**Goal:** Your task is to give the data again, exactly, with every line intact.

**Information provided:**

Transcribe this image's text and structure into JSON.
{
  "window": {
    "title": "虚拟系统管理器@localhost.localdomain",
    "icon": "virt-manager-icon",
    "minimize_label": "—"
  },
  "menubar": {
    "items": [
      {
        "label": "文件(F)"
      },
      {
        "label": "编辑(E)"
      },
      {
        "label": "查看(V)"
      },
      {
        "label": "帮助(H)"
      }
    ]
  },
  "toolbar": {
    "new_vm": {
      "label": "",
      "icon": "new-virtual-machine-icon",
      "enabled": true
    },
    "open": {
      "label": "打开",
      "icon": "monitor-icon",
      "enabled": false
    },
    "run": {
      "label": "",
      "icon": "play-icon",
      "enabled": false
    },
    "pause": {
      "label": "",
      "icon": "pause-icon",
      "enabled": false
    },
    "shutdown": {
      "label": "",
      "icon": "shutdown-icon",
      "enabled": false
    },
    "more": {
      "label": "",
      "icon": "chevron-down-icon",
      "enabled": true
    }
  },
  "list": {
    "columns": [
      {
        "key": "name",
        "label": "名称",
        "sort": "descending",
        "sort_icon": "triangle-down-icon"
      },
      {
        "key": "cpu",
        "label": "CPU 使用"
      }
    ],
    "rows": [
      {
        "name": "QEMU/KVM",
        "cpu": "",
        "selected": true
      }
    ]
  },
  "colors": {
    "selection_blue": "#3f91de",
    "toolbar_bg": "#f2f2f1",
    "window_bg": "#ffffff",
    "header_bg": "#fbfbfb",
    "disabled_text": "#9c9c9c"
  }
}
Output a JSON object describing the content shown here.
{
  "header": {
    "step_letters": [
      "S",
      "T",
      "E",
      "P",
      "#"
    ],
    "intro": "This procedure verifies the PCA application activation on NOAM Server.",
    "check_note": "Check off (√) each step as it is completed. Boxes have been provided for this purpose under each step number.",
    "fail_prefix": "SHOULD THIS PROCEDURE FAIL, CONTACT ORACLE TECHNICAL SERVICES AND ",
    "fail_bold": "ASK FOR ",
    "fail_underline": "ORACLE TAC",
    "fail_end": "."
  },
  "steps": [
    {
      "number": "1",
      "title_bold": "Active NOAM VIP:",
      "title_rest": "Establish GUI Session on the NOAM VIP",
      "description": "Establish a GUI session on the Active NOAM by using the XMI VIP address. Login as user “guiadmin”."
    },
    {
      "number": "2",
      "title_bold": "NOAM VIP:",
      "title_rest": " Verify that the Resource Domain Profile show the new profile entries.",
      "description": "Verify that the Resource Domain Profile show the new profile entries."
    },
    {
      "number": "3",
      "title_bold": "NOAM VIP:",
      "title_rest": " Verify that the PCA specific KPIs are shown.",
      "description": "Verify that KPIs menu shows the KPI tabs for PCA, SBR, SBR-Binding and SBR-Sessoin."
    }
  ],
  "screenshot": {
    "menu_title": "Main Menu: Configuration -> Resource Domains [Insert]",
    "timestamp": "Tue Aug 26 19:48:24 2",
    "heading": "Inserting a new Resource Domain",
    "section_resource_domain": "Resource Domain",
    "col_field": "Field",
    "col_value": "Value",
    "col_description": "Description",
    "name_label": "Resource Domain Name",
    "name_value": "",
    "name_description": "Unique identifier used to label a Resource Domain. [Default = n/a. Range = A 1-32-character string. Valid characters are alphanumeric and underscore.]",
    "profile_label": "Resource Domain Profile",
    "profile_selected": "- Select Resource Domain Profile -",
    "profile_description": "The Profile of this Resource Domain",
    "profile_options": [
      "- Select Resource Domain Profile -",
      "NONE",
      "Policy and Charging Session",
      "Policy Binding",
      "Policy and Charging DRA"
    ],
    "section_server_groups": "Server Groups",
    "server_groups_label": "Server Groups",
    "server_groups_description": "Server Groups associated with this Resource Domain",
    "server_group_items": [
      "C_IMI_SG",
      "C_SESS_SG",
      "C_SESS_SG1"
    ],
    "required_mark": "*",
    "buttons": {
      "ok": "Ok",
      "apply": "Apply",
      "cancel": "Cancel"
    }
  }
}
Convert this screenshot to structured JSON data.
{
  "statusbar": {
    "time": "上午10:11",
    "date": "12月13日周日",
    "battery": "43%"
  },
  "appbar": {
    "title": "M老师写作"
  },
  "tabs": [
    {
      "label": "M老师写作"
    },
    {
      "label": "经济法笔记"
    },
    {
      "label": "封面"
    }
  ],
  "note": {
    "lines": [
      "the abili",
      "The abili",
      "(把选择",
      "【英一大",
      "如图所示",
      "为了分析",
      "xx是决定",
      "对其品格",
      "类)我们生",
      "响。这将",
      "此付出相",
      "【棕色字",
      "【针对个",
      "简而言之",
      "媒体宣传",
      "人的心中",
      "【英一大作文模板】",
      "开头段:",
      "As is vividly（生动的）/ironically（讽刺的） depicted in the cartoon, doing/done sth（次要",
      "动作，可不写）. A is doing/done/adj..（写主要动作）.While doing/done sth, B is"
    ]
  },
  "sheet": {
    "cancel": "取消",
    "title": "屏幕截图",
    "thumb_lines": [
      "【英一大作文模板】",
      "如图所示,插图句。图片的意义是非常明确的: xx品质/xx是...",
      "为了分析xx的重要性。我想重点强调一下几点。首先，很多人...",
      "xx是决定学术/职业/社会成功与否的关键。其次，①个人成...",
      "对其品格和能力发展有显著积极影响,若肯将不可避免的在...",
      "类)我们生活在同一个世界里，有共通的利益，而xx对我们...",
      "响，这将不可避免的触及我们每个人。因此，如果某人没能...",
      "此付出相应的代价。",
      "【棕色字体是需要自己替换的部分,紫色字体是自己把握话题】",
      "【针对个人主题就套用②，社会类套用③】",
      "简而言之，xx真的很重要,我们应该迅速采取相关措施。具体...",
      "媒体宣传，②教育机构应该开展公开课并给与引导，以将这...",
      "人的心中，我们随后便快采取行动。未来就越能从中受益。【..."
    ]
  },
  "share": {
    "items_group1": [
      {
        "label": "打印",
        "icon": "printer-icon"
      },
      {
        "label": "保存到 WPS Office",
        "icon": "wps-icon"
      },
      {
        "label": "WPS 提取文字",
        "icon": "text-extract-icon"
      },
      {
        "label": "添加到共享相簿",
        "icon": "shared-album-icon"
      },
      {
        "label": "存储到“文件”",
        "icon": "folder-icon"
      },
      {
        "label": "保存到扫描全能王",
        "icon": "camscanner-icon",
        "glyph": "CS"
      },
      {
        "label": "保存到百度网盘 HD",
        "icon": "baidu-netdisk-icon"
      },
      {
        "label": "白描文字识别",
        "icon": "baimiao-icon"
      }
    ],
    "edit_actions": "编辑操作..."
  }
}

**Written reply:**
Transcribe this image's text and structure into JSON.
{
  "window": {
    "title": "虚拟系统管理器@localhost.localdomain",
    "icon": "virt-manager-icon",
    "minimize_label": "—"
  },
  "menubar": {
    "items": [
      {
        "label": "文件(F)"
      },
      {
        "label": "编辑(E)"
      },
      {
        "label": "查看(V)"
      },
      {
        "label": "帮助(H)"
      }
    ]
  },
  "toolbar": {
    "new_vm": {
      "label": "",
      "icon": "new-virtual-machine-icon",
      "enabled": true
    },
    "open": {
      "label": "打开",
      "icon": "monitor-icon",
      "enabled": false
    },
    "run": {
      "label": "",
      "icon": "play-icon",
      "enabled": false
    },
    "pause": {
      "label": "",
      "icon": "pause-icon",
      "enabled": false
    },
    "shutdown": {
      "label": "",
      "icon": "shutdown-icon",
      "enabled": false
    },
    "more": {
      "label": "",
      "icon": "chevron-down-icon",
      "enabled": true
    }
  },
  "list": {
    "columns": [
      {
        "key": "name",
        "label": "名称",
        "sort": "descending",
        "sort_icon": "triangle-down-icon"
      },
      {
        "key": "cpu",
        "label": "CPU 使用"
      }
    ],
    "rows": [
      {
        "name": "QEMU/KVM",
        "cpu": "",
        "selected": true
      }
    ]
  },
  "colors": {
    "selection_blue": "#3f91de",
    "toolbar_bg": "#f2f2f1",
    "window_bg": "#ffffff",
    "header_bg": "#fbfbfb",
    "disabled_text": "#9c9c9c"
  }
}
Output a JSON object describing the content shown here.
{
  "header": {
    "step_letters": [
      "S",
      "T",
      "E",
      "P",
      "#"
    ],
    "intro": "This procedure verifies the PCA application activation on NOAM Server.",
    "check_note": "Check off (√) each step as it is completed. Boxes have been provided for this purpose under each step number.",
    "fail_prefix": "SHOULD THIS PROCEDURE FAIL, CONTACT ORACLE TECHNICAL SERVICES AND ",
    "fail_bold": "ASK FOR ",
    "fail_underline": "ORACLE TAC",
    "fail_end": "."
  },
  "steps": [
    {
      "number": "1",
      "title_bold": "Active NOAM VIP:",
      "title_rest": "Establish GUI Session on the NOAM VIP",
      "description": "Establish a GUI session on the Active NOAM by using the XMI VIP address. Login as user “guiadmin”."
    },
    {
      "number": "2",
      "title_bold": "NOAM VIP:",
      "title_rest": " Verify that the Resource Domain Profile show the new profile entries.",
      "description": "Verify that the Resource Domain Profile show the new profile entries."
    },
    {
      "number": "3",
      "title_bold": "NOAM VIP:",
      "title_rest": " Verify that the PCA specific KPIs are shown.",
      "description": "Verify that KPIs menu shows the KPI tabs for PCA, SBR, SBR-Binding and SBR-Sessoin."
    }
  ],
  "screenshot": {
    "menu_title": "Main Menu: Configuration -> Resource Domains [Insert]",
    "timestamp": "Tue Aug 26 19:48:24 2",
    "heading": "Inserting a new Resource Domain",
    "section_resource_domain": "Resource Domain",
    "col_field": "Field",
    "col_value": "Value",
    "col_description": "Description",
    "name_label": "Resource Domain Name",
    "name_value": "",
    "name_description": "Unique identifier used to label a Resource Domain. [Default = n/a. Range = A 1-32-character string. Valid characters are alphanumeric and underscore.]",
    "profile_label": "Resource Domain Profile",
    "profile_selected": "- Select Resource Domain Profile -",
    "profile_description": "The Profile of this Resource Domain",
    "profile_options": [
      "- Select Resource Domain Profile -",
      "NONE",
      "Policy and Charging Session",
      "Policy Binding",
      "Policy and Charging DRA"
    ],
    "section_server_groups": "Server Groups",
    "server_groups_label": "Server Groups",
    "server_groups_description": "Server Groups associated with this Resource Domain",
    "server_group_items": [
      "C_IMI_SG",
      "C_SESS_SG",
      "C_SESS_SG1"
    ],
    "required_mark": "*",
    "buttons": {
      "ok": "Ok",
      "apply": "Apply",
      "cancel": "Cancel"
    }
  }
}
Convert this screenshot to structured JSON data.
{
  "statusbar": {
    "time": "上午10:11",
    "date": "12月13日周日",
    "battery": "43%"
  },
  "appbar": {
    "title": "M老师写作"
  },
  "tabs": [
    {
      "label": "M老师写作"
    },
    {
      "label": "经济法笔记"
    },
    {
      "label": "封面"
    }
  ],
  "note": {
    "lines": [
      "the abili",
      "The abili",
      "(把选择",
      "【英一大",
      "如图所示",
      "为了分析",
      "xx是决定",
      "对其品格",
      "类)我们生",
      "响。这将",
      "此付出相",
      "【棕色字",
      "【针对个",
      "简而言之",
      "媒体宣传",
      "人的心中",
      "【英一大作文模板】",
      "开头段:",
      "As is vividly（生动的）/ironically（讽刺的） depicted in the cartoon, doing/done sth（次要",
      "动作，可不写）. A is doing/done/adj..（写主要动作）.While doing/done sth, B is"
    ]
  },
  "sheet": {
    "cancel": "取消",
    "title": "屏幕截图",
    "thumb_lines": [
      "【英一大作文模板】",
      "如图所示,插图句。图片的意义是非常明确的: xx品质/xx是...",
      "为了分析xx的重要性。我想重点强调一下几点。首先，很多人...",
      "xx是决定学术/职业/社会成功与否的关键。其次，①个人成...",
      "对其品格和能力发展有显著积极影响,若肯将不可避免的在...",
      "类)我们生活在同一个世界里，有共通的利益，而xx对我们...",
      "响，这将不可避免的触及我们每个人。因此，如果某人没能...",
      "此付出相应的代价。",
      "【棕色字体是需要自己替换的部分,紫色字体是自己把握话题】",
      "【针对个人主题就套用②，社会类套用③】",
      "简而言之，xx真的很重要,我们应该迅速采取相关措施。具体...",
      "媒体宣传，②教育机构应该开展公开课并给与引导，以将这...",
      "人的心中，我们随后便快采取行动。未来就越能从中受益。【..."
    ]
  },
  "share": {
    "items_group1": [
      {
        "label": "打印",
        "icon": "printer-icon"
      },
      {
        "label": "保存到 WPS Office",
        "icon": "wps-icon"
      },
      {
        "label": "WPS 提取文字",
        "icon": "text-extract-icon"
      },
      {
        "label": "添加到共享相簿",
        "icon": "shared-album-icon"
      },
      {
        "label": "存储到“文件”",
        "icon": "folder-icon"
      },
      {
        "label": "保存到扫描全能王",
        "icon": "camscanner-icon",
        "glyph": "CS"
      },
      {
        "label": "保存到百度网盘 HD",
        "icon": "baidu-netdisk-icon"
      },
      {
        "label": "白描文字识别",
        "icon": "baimiao-icon"
      }
    ],
    "edit_actions": "编辑操作..."
  }
}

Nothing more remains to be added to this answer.